Product Selector

Fusion 5.12
    Fusion 5.12

    Classification Jobs

    This job analyzes how your existing documents are categorized and produces a classification model that can be used to predict the categories of new documents at index time.

    For detailed configuration instructions and examples, see Classify New Documents at Index Time or Classify New Queries.

    This job takes raw text and an associated single class as input. Although it trains on single classes, there is an option to predict the top several classes with their scores.

    At a minimum, you must configure these:

    • An ID for this job

    • A Method; Logistic Regression is the default

    • A Model Deployment Name

    • The Training Collection

    • The Training collection content field, the document field containing the raw text

    • The Training collection class field containing the classes, labels, or other category data for the text

    Lucidworks offers free training to help you get started with Fusion. Check out the Classification course, which focuses on understanding the different classifier models in Fusion:

    Classification

    Visit the LucidAcademy to see the full training catalog.
☆ ☆ ☆ ☆ ☆ ☆ ☆
■ **STATED GOAL A**: From the Fusion classification jobs page, translate this sentence into Spanish: "This job takes raw text and an associated single class as input."
■ **STATED GOAL B**: Continue the Fusion classification jobs page from its last sentence.

■ **ENTRIES**:
☆ ☆ ☆ ☆ ☆ ☆ ☆
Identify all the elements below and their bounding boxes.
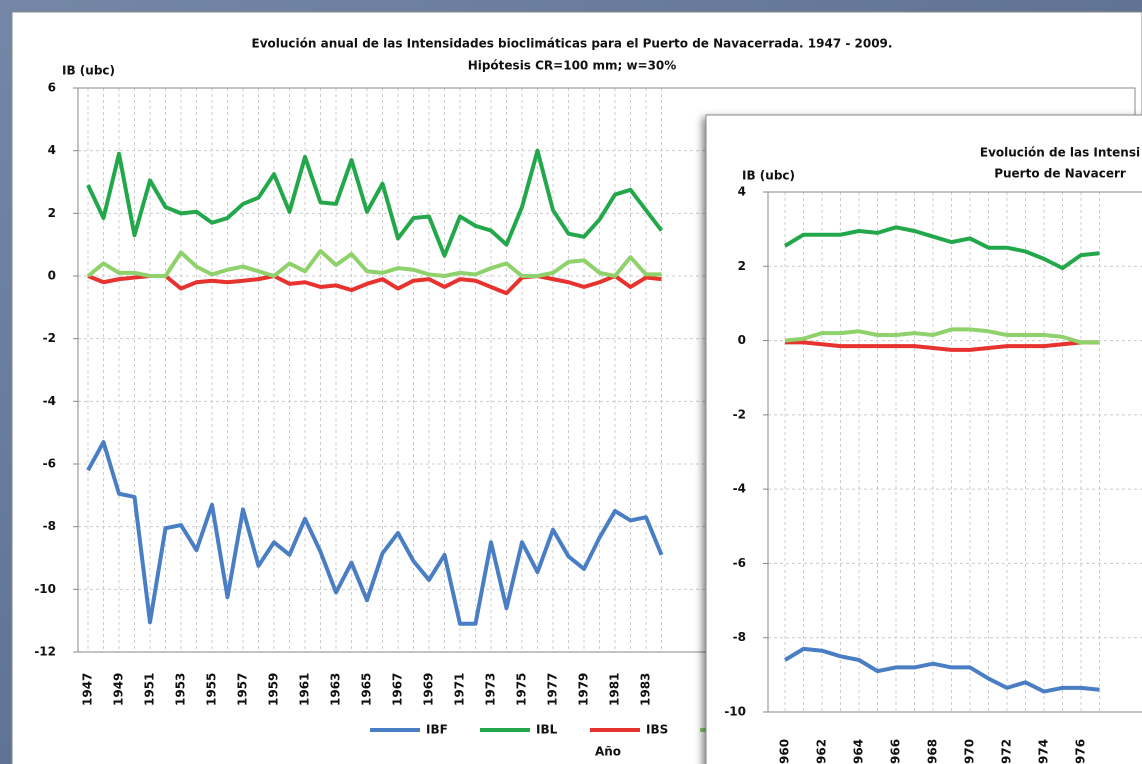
☆ ☆ ☆ ☆ ☆ ☆ ☆
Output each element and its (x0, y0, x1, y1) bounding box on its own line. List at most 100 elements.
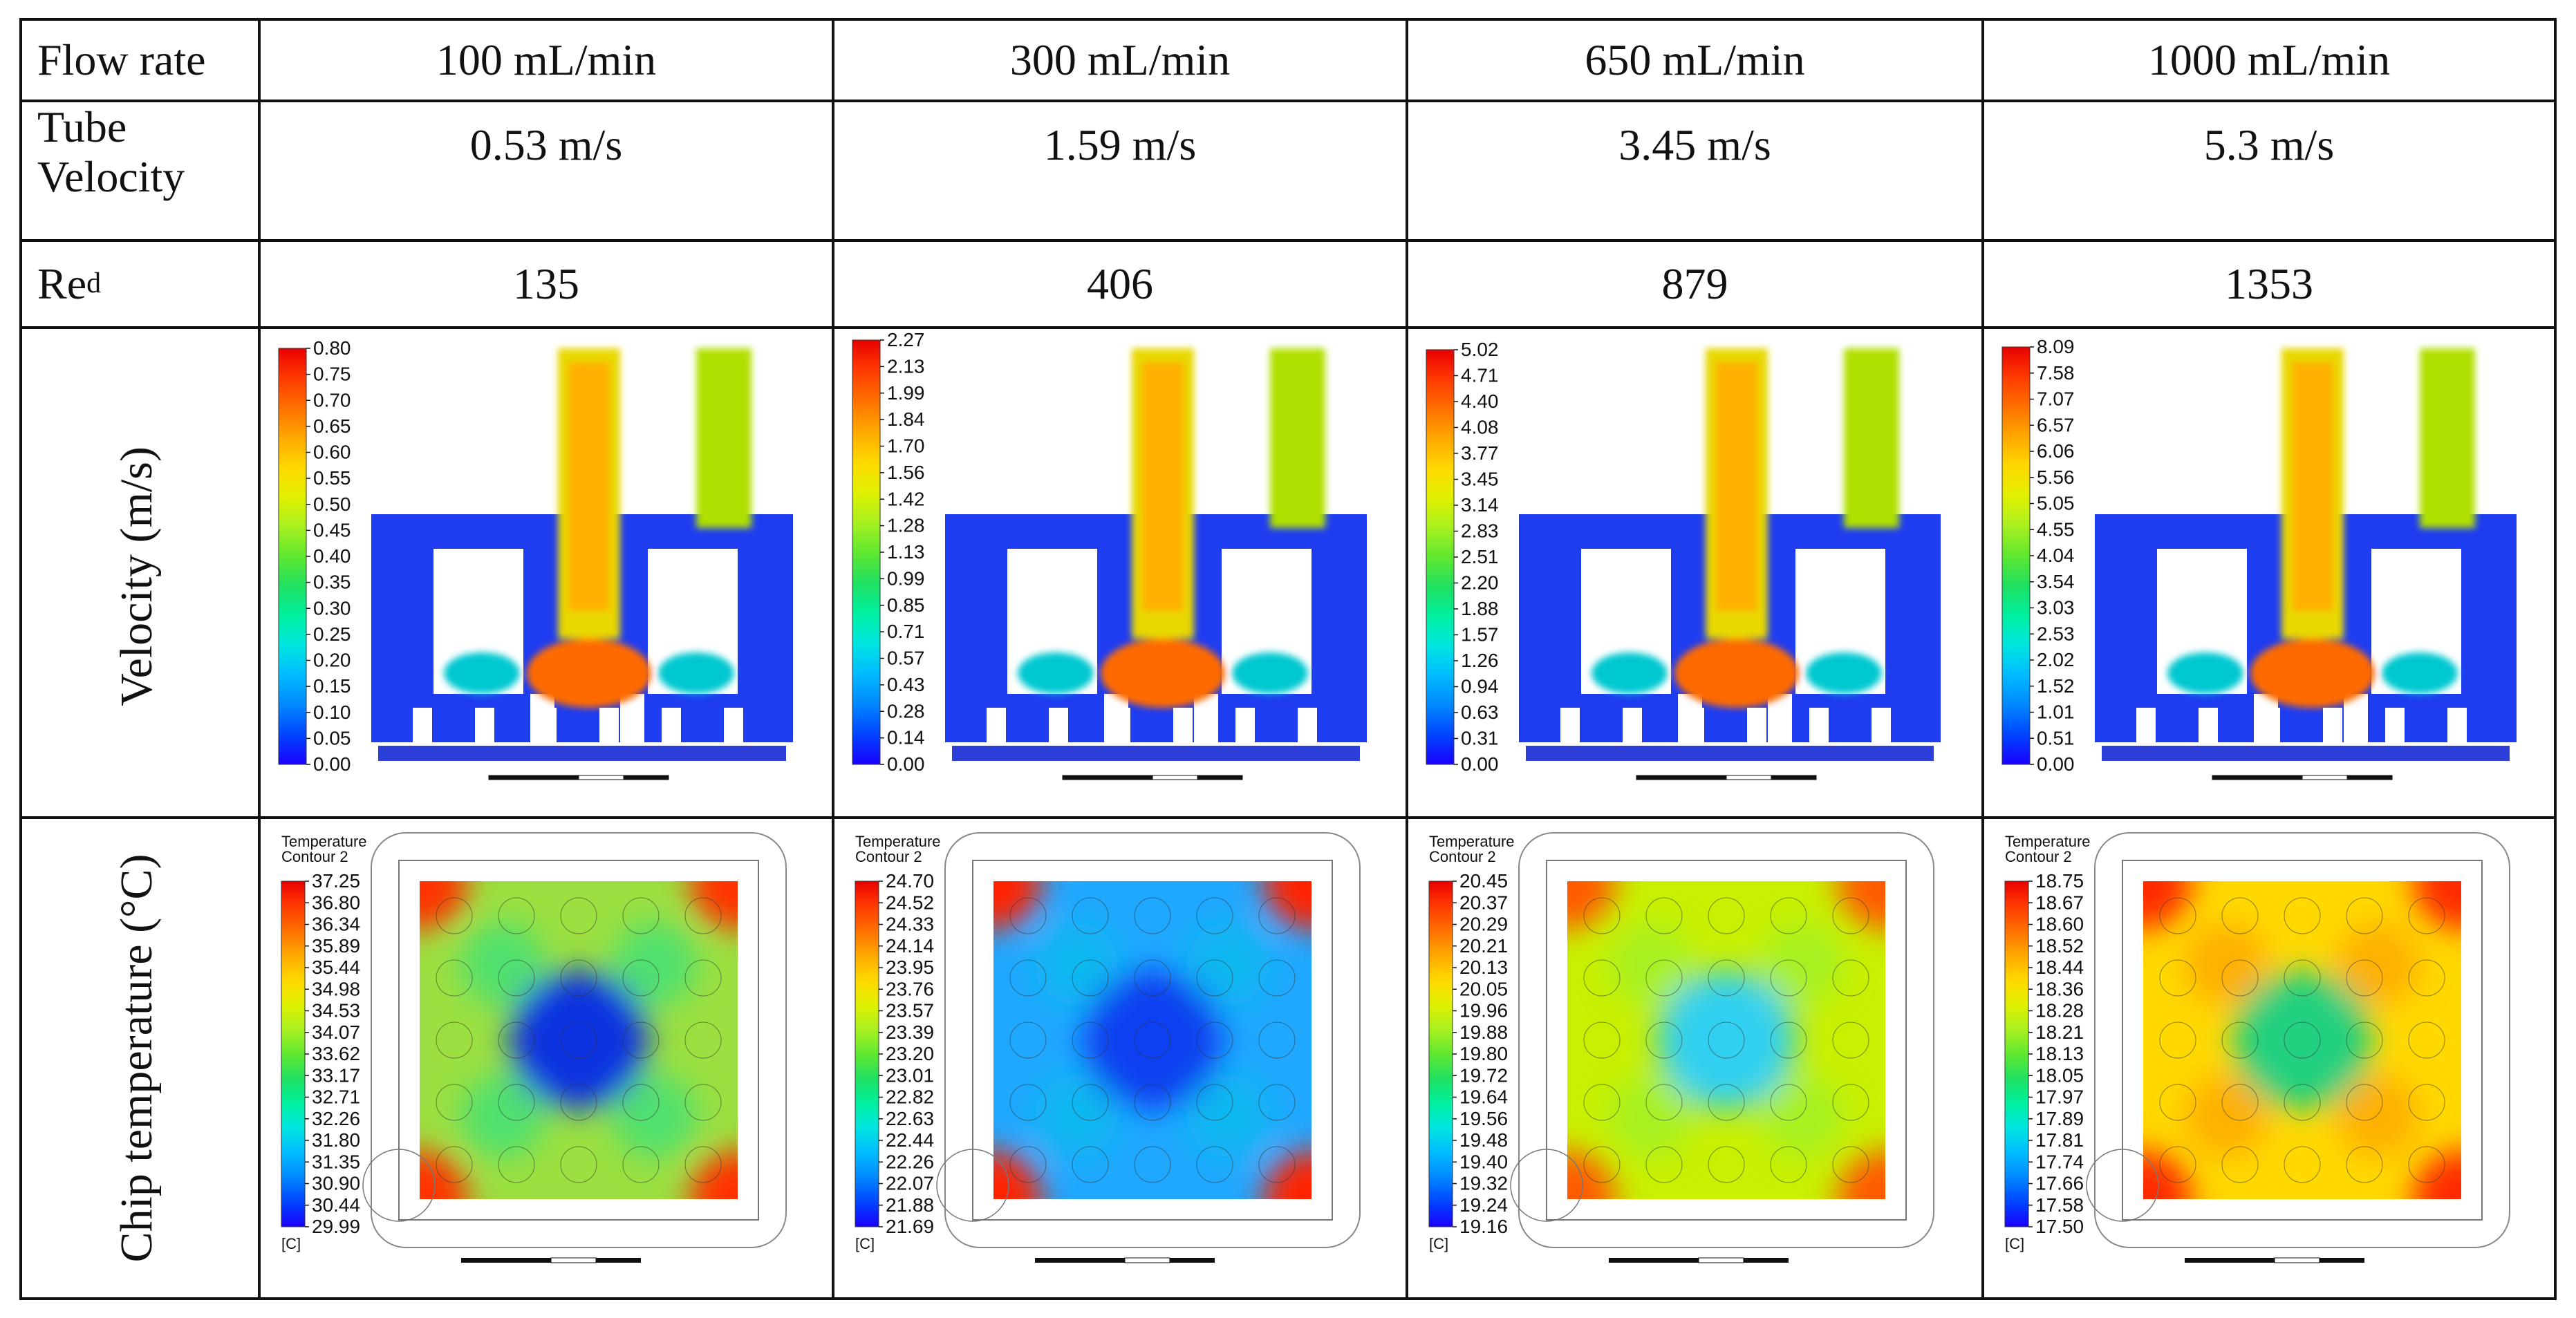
☆ ☆ ☆ ☆ ☆ ☆ ☆
■ **RESULT A**: Este trabajo toma como entrada texto sin procesar y una única clase asociada.

■ **RESULT B**:
    Classification at index time

    Used at index time, a classification model can be applied to predict the categories of new, incoming documents. To train a model for this use case, use your main content collection as the training collection. The model requires at least 100 examples in the training data for each category predicted.

    Classification job dataflow (documents)

    Document classification job dataflow

    Once you have run the job, you can specify the model name in the Machine Learning Index Stage.

    Job flow

    The first part of the job is vectorization which is the same for all available classification algorithms. Mainly it supports two types of featurization:

    • Character-based - for queries or short texts, like document titles, sentences, and so on.

    • Word-based - for long texts like paragraphs, documents, and so on.

    The second part is classification algorithms:

    • Logistic Regression. A classical algorithm with a good trade-off between training speed and results quality. It provides a robust baseline out of the box. Consider using it as a first choice.

    • StarSpace. A deep learning algorithm that jointly trains to maximize similarity between text and correct class and minimize similarity between text and incorrect classes. This usually requires more tuning and time for training, but with potentially more accurate results. Consider using it and then tuning it if better results are needed.

    The third part of the job deploys the new classification model to Fusion using Seldon Core.

    Best practices

    These tips describe how to tune the options under Vectorization Parameters for best results with different use cases.

    Query intent / short texts

    If you want to train a model to predict query intents or to do short text classification, then enable Use Characters.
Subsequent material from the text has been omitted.